_Extract to read_
Mars 2020 will set Nasa’s space exploration on a self-sufficiency course
Nasa’s Mars 2020 rover will take a small step towards helping us directly explore the red planet, by studying how to convert its carbon dioxide atmosphere to oxygen. Jack Mustard from Brown University in the US suggests the Mars Oxygen In-situ resource utilization Experiment (MOXIE) technology could in future help refuel vehicles returning to Earth. ‘It represents an opportunity to sever the tether between Earth and exploration,’ says Mustard, who chaired the Mars 2020 science definition team.
Based on the current Curiosity rover’s design, Mars 2020 will carry seven instruments, including MOXIE, together costing approximately $130 million (£77 million). MOXIE itself will be a reverse fuel cell, developed at the Massachusetts Institute of Technology, converting CO2 into oxygen and carbon monoxide via solid oxide electrolysis. The oxygen can then either be breathed by people, or burned as fuel.

_Record set_
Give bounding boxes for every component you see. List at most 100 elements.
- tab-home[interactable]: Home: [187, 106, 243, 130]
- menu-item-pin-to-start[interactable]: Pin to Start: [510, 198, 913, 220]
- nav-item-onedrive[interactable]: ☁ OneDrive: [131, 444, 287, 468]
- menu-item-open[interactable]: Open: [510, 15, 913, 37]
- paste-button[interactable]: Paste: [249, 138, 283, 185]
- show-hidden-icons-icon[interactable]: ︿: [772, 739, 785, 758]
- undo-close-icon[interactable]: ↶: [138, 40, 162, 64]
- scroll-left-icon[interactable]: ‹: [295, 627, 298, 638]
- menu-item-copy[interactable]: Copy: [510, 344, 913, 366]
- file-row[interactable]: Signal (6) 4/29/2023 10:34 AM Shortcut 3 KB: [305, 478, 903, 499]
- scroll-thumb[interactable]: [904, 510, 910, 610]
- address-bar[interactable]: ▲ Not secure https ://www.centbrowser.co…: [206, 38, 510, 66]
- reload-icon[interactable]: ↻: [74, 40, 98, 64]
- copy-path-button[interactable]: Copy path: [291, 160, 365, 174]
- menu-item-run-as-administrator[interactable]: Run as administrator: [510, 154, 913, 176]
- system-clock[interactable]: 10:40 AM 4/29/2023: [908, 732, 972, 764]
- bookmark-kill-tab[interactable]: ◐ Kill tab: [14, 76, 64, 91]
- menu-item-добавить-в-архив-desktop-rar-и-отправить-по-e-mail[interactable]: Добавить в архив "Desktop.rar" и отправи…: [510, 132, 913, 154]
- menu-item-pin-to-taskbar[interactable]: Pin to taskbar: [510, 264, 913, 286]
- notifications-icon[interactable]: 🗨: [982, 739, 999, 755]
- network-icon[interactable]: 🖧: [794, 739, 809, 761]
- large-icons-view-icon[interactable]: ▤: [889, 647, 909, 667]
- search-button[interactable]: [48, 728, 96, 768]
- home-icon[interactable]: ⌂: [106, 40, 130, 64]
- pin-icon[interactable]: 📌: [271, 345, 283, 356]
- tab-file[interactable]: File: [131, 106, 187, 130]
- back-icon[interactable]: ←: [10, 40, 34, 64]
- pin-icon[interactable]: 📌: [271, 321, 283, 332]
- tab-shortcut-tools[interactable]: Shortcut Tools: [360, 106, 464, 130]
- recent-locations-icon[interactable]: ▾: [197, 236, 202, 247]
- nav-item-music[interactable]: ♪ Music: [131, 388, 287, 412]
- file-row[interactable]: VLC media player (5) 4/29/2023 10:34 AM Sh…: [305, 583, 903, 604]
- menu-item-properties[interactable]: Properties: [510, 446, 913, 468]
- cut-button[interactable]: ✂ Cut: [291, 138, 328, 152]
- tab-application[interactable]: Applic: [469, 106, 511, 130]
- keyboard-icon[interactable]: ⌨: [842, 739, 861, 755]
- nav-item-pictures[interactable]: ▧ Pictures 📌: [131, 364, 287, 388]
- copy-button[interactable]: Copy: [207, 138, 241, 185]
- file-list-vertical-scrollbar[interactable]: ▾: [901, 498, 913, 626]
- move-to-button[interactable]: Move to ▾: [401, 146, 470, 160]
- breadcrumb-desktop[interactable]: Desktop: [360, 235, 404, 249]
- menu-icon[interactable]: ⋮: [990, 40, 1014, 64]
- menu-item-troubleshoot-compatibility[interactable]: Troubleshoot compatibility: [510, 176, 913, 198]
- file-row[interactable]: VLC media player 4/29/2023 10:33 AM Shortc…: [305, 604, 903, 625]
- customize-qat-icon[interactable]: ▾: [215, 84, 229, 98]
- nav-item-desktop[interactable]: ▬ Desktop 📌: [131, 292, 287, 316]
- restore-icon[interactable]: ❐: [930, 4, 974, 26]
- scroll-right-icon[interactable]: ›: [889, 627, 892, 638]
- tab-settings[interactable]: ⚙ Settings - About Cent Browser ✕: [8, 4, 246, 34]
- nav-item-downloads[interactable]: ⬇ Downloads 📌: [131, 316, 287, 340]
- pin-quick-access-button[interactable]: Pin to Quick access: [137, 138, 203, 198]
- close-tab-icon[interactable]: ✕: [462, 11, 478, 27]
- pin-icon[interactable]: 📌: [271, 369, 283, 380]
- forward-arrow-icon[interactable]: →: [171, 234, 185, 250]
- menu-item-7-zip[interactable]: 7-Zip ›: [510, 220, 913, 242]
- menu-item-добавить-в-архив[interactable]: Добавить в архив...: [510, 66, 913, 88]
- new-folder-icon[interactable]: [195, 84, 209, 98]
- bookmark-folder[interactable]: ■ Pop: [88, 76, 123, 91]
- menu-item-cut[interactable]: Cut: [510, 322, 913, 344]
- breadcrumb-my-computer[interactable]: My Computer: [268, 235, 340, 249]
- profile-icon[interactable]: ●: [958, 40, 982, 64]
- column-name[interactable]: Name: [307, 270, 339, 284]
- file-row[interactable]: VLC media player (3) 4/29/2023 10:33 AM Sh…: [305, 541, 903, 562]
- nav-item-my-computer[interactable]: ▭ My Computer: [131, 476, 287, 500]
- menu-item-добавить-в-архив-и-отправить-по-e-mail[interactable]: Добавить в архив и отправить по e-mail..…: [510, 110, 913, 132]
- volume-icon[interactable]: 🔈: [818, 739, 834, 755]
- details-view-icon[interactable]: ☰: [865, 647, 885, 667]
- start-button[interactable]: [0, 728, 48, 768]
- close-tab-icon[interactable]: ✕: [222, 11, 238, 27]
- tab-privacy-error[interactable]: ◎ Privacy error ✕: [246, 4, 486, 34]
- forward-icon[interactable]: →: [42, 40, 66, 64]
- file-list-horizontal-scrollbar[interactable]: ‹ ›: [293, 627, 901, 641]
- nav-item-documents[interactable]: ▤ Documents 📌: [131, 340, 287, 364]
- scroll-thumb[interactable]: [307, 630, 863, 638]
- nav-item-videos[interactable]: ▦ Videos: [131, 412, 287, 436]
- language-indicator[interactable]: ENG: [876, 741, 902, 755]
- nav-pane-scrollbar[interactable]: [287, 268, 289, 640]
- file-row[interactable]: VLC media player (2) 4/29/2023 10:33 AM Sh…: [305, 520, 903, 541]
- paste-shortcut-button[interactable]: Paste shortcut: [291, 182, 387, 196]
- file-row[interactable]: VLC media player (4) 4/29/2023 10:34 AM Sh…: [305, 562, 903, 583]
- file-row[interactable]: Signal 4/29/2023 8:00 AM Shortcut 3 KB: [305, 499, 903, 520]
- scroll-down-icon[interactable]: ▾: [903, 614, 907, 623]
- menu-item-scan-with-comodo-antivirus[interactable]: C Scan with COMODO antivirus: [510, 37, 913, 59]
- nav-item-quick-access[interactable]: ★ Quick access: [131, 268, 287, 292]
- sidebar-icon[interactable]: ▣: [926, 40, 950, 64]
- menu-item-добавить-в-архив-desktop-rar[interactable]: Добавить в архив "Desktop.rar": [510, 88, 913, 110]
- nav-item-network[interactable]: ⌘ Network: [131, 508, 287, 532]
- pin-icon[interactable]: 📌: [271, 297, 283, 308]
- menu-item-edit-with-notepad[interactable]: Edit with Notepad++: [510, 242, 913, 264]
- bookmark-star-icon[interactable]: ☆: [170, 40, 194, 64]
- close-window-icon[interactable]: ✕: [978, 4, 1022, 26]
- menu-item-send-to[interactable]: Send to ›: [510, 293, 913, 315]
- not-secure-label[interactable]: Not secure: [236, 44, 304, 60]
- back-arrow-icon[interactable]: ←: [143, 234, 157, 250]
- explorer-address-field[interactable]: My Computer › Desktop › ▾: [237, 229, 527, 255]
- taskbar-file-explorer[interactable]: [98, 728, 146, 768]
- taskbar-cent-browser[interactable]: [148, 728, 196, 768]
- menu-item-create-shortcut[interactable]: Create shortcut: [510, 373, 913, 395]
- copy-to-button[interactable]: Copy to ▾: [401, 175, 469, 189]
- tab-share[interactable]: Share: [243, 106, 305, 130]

_What this task involves_
Using the Mars 2020 article, answer these:
1. Who chaired the Mars 2020 science definition team?
2. How many instruments will Mars 2020 carry?
3. At which institution was MOXIE developed?

_Completed task_
1. Jack Mustard of Brown University
2. Seven
3. The Massachusetts Institute of Technology